MATERIAL SUPPLIED:

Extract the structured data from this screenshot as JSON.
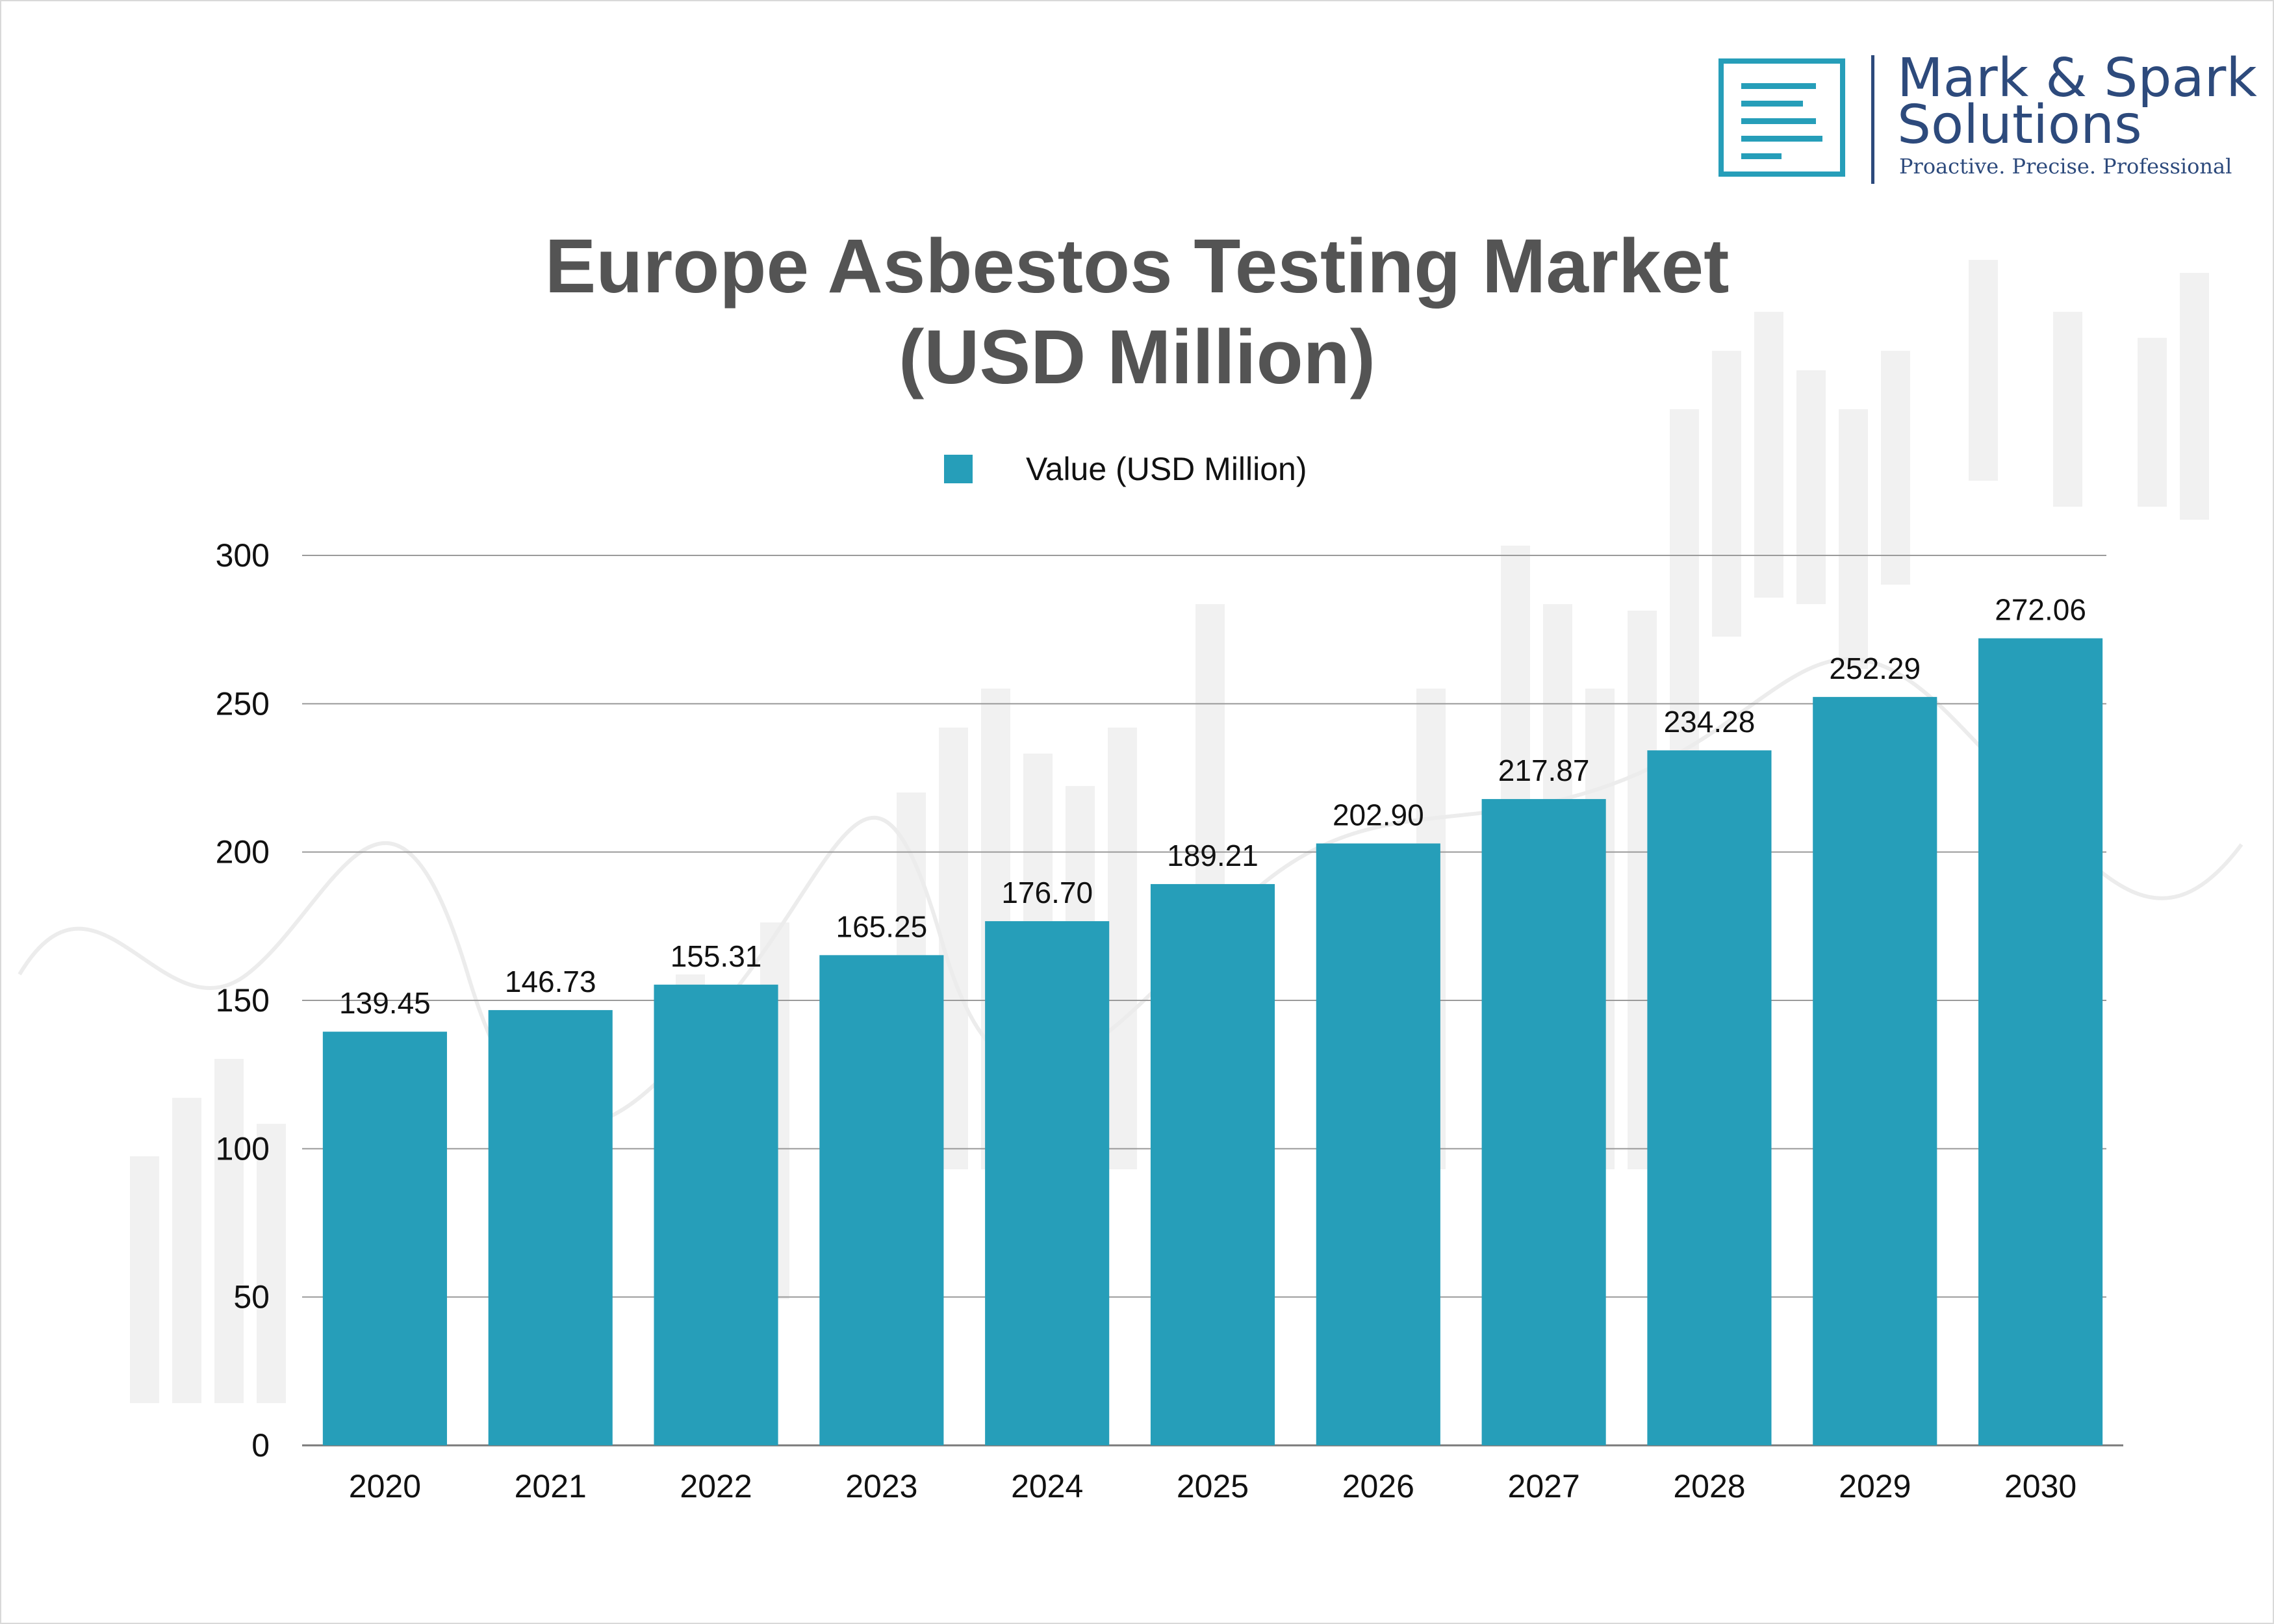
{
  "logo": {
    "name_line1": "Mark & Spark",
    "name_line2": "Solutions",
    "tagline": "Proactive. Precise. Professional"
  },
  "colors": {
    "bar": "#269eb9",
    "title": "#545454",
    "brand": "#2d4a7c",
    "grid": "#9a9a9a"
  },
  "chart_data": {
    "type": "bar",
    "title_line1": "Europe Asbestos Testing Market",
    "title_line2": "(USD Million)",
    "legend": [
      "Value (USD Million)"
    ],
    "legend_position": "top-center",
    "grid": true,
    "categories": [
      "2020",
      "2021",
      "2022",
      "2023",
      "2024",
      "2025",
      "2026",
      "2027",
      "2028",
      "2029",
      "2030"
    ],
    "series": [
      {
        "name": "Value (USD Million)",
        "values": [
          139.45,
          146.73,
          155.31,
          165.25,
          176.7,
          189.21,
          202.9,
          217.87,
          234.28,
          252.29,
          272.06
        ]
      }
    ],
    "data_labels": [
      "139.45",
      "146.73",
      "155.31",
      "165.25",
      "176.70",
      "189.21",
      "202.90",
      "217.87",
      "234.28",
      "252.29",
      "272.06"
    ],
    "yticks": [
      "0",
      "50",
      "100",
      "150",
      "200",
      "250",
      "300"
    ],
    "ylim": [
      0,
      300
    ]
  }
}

AIM OF THE TASK: Using the entries above, return each line that includes the word "Million".

CORRECT OUTPUT:
    "title_line2": "(USD Million)",
      "Value (USD Million)"
        "name": "Value (USD Million)",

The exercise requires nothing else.